**Prompt**
Retype the records below exactly as they appear.

--------------------------------

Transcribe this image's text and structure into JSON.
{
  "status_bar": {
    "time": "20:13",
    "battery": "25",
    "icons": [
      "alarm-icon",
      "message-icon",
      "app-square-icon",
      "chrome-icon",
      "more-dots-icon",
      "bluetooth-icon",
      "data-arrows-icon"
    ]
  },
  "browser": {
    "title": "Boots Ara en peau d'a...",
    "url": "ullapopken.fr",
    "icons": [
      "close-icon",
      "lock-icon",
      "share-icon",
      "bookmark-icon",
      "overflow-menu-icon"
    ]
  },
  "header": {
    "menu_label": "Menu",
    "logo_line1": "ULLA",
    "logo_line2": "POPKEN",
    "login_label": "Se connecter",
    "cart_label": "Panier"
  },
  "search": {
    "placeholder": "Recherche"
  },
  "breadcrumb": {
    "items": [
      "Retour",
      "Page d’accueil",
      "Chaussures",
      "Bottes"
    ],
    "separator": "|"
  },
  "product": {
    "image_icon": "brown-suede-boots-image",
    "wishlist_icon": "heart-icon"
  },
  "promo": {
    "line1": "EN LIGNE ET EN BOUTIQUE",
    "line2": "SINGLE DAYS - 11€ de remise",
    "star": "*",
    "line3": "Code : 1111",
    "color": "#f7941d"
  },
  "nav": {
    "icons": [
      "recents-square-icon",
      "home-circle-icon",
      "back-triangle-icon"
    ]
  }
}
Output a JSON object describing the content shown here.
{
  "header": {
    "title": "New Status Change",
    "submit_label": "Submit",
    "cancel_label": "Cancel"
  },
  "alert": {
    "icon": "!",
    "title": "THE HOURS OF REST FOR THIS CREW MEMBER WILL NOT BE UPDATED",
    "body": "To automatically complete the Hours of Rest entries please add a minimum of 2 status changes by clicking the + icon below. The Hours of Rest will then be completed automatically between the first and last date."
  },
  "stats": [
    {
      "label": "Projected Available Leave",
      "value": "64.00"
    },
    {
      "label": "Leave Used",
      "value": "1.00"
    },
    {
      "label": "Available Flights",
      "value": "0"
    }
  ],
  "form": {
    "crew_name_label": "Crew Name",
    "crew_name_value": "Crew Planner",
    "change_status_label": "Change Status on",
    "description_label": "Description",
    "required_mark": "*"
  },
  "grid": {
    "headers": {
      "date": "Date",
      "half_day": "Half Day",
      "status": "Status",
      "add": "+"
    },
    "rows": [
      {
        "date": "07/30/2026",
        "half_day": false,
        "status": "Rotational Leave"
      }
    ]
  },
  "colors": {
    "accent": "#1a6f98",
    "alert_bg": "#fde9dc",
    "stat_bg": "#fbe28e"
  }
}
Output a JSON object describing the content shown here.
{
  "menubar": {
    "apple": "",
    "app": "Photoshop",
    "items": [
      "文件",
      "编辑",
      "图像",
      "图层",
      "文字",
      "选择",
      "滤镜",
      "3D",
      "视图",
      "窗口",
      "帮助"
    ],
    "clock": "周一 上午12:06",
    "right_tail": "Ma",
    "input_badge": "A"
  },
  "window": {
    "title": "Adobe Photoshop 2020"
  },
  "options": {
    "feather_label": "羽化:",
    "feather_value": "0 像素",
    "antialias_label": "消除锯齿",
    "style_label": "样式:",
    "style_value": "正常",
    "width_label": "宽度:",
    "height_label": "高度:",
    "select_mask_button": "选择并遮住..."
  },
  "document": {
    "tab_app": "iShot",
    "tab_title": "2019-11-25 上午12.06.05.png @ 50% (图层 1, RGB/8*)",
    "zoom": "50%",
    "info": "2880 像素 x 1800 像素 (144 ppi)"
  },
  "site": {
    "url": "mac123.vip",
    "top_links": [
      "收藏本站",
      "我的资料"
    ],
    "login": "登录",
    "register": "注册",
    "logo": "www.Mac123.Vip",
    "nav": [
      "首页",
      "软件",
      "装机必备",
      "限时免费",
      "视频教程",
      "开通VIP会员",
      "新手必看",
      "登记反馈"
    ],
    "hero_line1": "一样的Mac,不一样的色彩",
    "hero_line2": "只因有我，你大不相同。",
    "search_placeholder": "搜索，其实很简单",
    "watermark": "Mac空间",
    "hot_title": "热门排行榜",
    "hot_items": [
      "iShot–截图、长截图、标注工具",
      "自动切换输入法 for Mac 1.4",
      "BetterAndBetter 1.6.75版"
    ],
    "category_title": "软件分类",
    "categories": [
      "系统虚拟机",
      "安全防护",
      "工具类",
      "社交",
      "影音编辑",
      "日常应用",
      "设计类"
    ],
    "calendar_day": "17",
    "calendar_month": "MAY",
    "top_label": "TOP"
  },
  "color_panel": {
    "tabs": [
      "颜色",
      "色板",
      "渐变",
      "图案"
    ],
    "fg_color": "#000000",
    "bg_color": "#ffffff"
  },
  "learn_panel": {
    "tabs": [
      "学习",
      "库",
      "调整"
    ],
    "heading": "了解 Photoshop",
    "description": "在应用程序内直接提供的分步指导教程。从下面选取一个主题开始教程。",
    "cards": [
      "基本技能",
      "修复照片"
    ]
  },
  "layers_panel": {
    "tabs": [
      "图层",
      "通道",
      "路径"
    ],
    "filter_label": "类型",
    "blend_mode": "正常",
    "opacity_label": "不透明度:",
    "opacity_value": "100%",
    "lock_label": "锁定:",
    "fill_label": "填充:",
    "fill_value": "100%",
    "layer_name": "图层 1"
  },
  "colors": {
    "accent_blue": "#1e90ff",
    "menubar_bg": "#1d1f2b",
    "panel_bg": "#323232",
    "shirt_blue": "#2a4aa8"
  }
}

--------------------------------

**Finished exercise**
Transcribe this image's text and structure into JSON.
{
  "status_bar": {
    "time": "20:13",
    "battery": "25",
    "icons": [
      "alarm-icon",
      "message-icon",
      "app-square-icon",
      "chrome-icon",
      "more-dots-icon",
      "bluetooth-icon",
      "data-arrows-icon"
    ]
  },
  "browser": {
    "title": "Boots Ara en peau d'a...",
    "url": "ullapopken.fr",
    "icons": [
      "close-icon",
      "lock-icon",
      "share-icon",
      "bookmark-icon",
      "overflow-menu-icon"
    ]
  },
  "header": {
    "menu_label": "Menu",
    "logo_line1": "ULLA",
    "logo_line2": "POPKEN",
    "login_label": "Se connecter",
    "cart_label": "Panier"
  },
  "search": {
    "placeholder": "Recherche"
  },
  "breadcrumb": {
    "items": [
      "Retour",
      "Page d’accueil",
      "Chaussures",
      "Bottes"
    ],
    "separator": "|"
  },
  "product": {
    "image_icon": "brown-suede-boots-image",
    "wishlist_icon": "heart-icon"
  },
  "promo": {
    "line1": "EN LIGNE ET EN BOUTIQUE",
    "line2": "SINGLE DAYS - 11€ de remise",
    "star": "*",
    "line3": "Code : 1111",
    "color": "#f7941d"
  },
  "nav": {
    "icons": [
      "recents-square-icon",
      "home-circle-icon",
      "back-triangle-icon"
    ]
  }
}
Output a JSON object describing the content shown here.
{
  "header": {
    "title": "New Status Change",
    "submit_label": "Submit",
    "cancel_label": "Cancel"
  },
  "alert": {
    "icon": "!",
    "title": "THE HOURS OF REST FOR THIS CREW MEMBER WILL NOT BE UPDATED",
    "body": "To automatically complete the Hours of Rest entries please add a minimum of 2 status changes by clicking the + icon below. The Hours of Rest will then be completed automatically between the first and last date."
  },
  "stats": [
    {
      "label": "Projected Available Leave",
      "value": "64.00"
    },
    {
      "label": "Leave Used",
      "value": "1.00"
    },
    {
      "label": "Available Flights",
      "value": "0"
    }
  ],
  "form": {
    "crew_name_label": "Crew Name",
    "crew_name_value": "Crew Planner",
    "change_status_label": "Change Status on",
    "description_label": "Description",
    "required_mark": "*"
  },
  "grid": {
    "headers": {
      "date": "Date",
      "half_day": "Half Day",
      "status": "Status",
      "add": "+"
    },
    "rows": [
      {
        "date": "07/30/2026",
        "half_day": false,
        "status": "Rotational Leave"
      }
    ]
  },
  "colors": {
    "accent": "#1a6f98",
    "alert_bg": "#fde9dc",
    "stat_bg": "#fbe28e"
  }
}
Output a JSON object describing the content shown here.
{
  "menubar": {
    "apple": "",
    "app": "Photoshop",
    "items": [
      "文件",
      "编辑",
      "图像",
      "图层",
      "文字",
      "选择",
      "滤镜",
      "3D",
      "视图",
      "窗口",
      "帮助"
    ],
    "clock": "周一 上午12:06",
    "right_tail": "Ma",
    "input_badge": "A"
  },
  "window": {
    "title": "Adobe Photoshop 2020"
  },
  "options": {
    "feather_label": "羽化:",
    "feather_value": "0 像素",
    "antialias_label": "消除锯齿",
    "style_label": "样式:",
    "style_value": "正常",
    "width_label": "宽度:",
    "height_label": "高度:",
    "select_mask_button": "选择并遮住..."
  },
  "document": {
    "tab_app": "iShot",
    "tab_title": "2019-11-25 上午12.06.05.png @ 50% (图层 1, RGB/8*)",
    "zoom": "50%",
    "info": "2880 像素 x 1800 像素 (144 ppi)"
  },
  "site": {
    "url": "mac123.vip",
    "top_links": [
      "收藏本站",
      "我的资料"
    ],
    "login": "登录",
    "register": "注册",
    "logo": "www.Mac123.Vip",
    "nav": [
      "首页",
      "软件",
      "装机必备",
      "限时免费",
      "视频教程",
      "开通VIP会员",
      "新手必看",
      "登记反馈"
    ],
    "hero_line1": "一样的Mac,不一样的色彩",
    "hero_line2": "只因有我，你大不相同。",
    "search_placeholder": "搜索，其实很简单",
    "watermark": "Mac空间",
    "hot_title": "热门排行榜",
    "hot_items": [
      "iShot–截图、长截图、标注工具",
      "自动切换输入法 for Mac 1.4",
      "BetterAndBetter 1.6.75版"
    ],
    "category_title": "软件分类",
    "categories": [
      "系统虚拟机",
      "安全防护",
      "工具类",
      "社交",
      "影音编辑",
      "日常应用",
      "设计类"
    ],
    "calendar_day": "17",
    "calendar_month": "MAY",
    "top_label": "TOP"
  },
  "color_panel": {
    "tabs": [
      "颜色",
      "色板",
      "渐变",
      "图案"
    ],
    "fg_color": "#000000",
    "bg_color": "#ffffff"
  },
  "learn_panel": {
    "tabs": [
      "学习",
      "库",
      "调整"
    ],
    "heading": "了解 Photoshop",
    "description": "在应用程序内直接提供的分步指导教程。从下面选取一个主题开始教程。",
    "cards": [
      "基本技能",
      "修复照片"
    ]
  },
  "layers_panel": {
    "tabs": [
      "图层",
      "通道",
      "路径"
    ],
    "filter_label": "类型",
    "blend_mode": "正常",
    "opacity_label": "不透明度:",
    "opacity_value": "100%",
    "lock_label": "锁定:",
    "fill_label": "填充:",
    "fill_value": "100%",
    "layer_name": "图层 1"
  },
  "colors": {
    "accent_blue": "#1e90ff",
    "menubar_bg": "#1d1f2b",
    "panel_bg": "#323232",
    "shirt_blue": "#2a4aa8"
  }
}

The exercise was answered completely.